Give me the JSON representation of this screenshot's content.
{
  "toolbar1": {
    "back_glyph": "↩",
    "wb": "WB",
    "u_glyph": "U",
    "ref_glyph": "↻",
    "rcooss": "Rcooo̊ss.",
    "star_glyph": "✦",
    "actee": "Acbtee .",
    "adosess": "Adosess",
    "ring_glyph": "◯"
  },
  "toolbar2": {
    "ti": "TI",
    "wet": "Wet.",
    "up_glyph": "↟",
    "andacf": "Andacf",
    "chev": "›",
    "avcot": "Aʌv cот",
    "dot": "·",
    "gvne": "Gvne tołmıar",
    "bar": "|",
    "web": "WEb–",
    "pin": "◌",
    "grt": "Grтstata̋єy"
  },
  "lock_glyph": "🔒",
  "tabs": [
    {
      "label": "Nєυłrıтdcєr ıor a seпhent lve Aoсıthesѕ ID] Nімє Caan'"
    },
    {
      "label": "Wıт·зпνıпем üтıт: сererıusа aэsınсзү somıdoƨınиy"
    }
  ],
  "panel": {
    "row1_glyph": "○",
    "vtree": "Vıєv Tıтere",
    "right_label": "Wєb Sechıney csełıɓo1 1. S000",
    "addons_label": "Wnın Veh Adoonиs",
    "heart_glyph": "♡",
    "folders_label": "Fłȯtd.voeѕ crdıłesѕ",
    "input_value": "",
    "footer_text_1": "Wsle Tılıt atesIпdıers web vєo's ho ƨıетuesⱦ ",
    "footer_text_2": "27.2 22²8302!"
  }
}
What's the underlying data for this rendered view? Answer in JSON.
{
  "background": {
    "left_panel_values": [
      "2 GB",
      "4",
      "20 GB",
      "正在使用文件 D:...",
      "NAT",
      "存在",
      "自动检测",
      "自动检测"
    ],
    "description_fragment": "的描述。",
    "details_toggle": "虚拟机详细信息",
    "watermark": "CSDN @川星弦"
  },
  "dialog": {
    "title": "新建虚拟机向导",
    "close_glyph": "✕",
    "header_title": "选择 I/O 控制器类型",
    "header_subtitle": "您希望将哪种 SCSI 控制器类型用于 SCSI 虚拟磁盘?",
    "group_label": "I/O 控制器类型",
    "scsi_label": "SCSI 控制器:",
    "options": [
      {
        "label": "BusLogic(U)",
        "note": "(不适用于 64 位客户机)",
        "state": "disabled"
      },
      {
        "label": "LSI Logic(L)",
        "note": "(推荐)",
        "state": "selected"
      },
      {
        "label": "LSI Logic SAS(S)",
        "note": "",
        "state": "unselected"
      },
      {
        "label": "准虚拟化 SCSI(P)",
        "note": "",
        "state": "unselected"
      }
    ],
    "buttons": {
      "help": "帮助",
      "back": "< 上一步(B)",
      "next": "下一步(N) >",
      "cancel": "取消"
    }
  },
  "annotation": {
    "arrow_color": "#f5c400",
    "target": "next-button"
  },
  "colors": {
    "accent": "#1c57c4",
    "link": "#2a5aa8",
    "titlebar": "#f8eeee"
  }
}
--------------------------------
* DIRECTIVE: Nothing should be left out: repeat all of the data exactly.

* OUTPUT:
Give me the JSON representation of this screenshot's content.
{
  "toolbar1": {
    "back_glyph": "↩",
    "wb": "WB",
    "u_glyph": "U",
    "ref_glyph": "↻",
    "rcooss": "Rcooo̊ss.",
    "star_glyph": "✦",
    "actee": "Acbtee .",
    "adosess": "Adosess",
    "ring_glyph": "◯"
  },
  "toolbar2": {
    "ti": "TI",
    "wet": "Wet.",
    "up_glyph": "↟",
    "andacf": "Andacf",
    "chev": "›",
    "avcot": "Aʌv cот",
    "dot": "·",
    "gvne": "Gvne tołmıar",
    "bar": "|",
    "web": "WEb–",
    "pin": "◌",
    "grt": "Grтstata̋єy"
  },
  "lock_glyph": "🔒",
  "tabs": [
    {
      "label": "Nєυłrıтdcєr ıor a seпhent lve Aoсıthesѕ ID] Nімє Caan'"
    },
    {
      "label": "Wıт·зпνıпем üтıт: сererıusа aэsınсзү somıdoƨınиy"
    }
  ],
  "panel": {
    "row1_glyph": "○",
    "vtree": "Vıєv Tıтere",
    "right_label": "Wєb Sechıney csełıɓo1 1. S000",
    "addons_label": "Wnın Veh Adoonиs",
    "heart_glyph": "♡",
    "folders_label": "Fłȯtd.voeѕ crdıłesѕ",
    "input_value": "",
    "footer_text_1": "Wsle Tılıt atesIпdıers web vєo's ho ƨıетuesⱦ ",
    "footer_text_2": "27.2 22²8302!"
  }
}
What's the underlying data for this rendered view? Answer in JSON.
{
  "background": {
    "left_panel_values": [
      "2 GB",
      "4",
      "20 GB",
      "正在使用文件 D:...",
      "NAT",
      "存在",
      "自动检测",
      "自动检测"
    ],
    "description_fragment": "的描述。",
    "details_toggle": "虚拟机详细信息",
    "watermark": "CSDN @川星弦"
  },
  "dialog": {
    "title": "新建虚拟机向导",
    "close_glyph": "✕",
    "header_title": "选择 I/O 控制器类型",
    "header_subtitle": "您希望将哪种 SCSI 控制器类型用于 SCSI 虚拟磁盘?",
    "group_label": "I/O 控制器类型",
    "scsi_label": "SCSI 控制器:",
    "options": [
      {
        "label": "BusLogic(U)",
        "note": "(不适用于 64 位客户机)",
        "state": "disabled"
      },
      {
        "label": "LSI Logic(L)",
        "note": "(推荐)",
        "state": "selected"
      },
      {
        "label": "LSI Logic SAS(S)",
        "note": "",
        "state": "unselected"
      },
      {
        "label": "准虚拟化 SCSI(P)",
        "note": "",
        "state": "unselected"
      }
    ],
    "buttons": {
      "help": "帮助",
      "back": "< 上一步(B)",
      "next": "下一步(N) >",
      "cancel": "取消"
    }
  },
  "annotation": {
    "arrow_color": "#f5c400",
    "target": "next-button"
  },
  "colors": {
    "accent": "#1c57c4",
    "link": "#2a5aa8",
    "titlebar": "#f8eeee"
  }
}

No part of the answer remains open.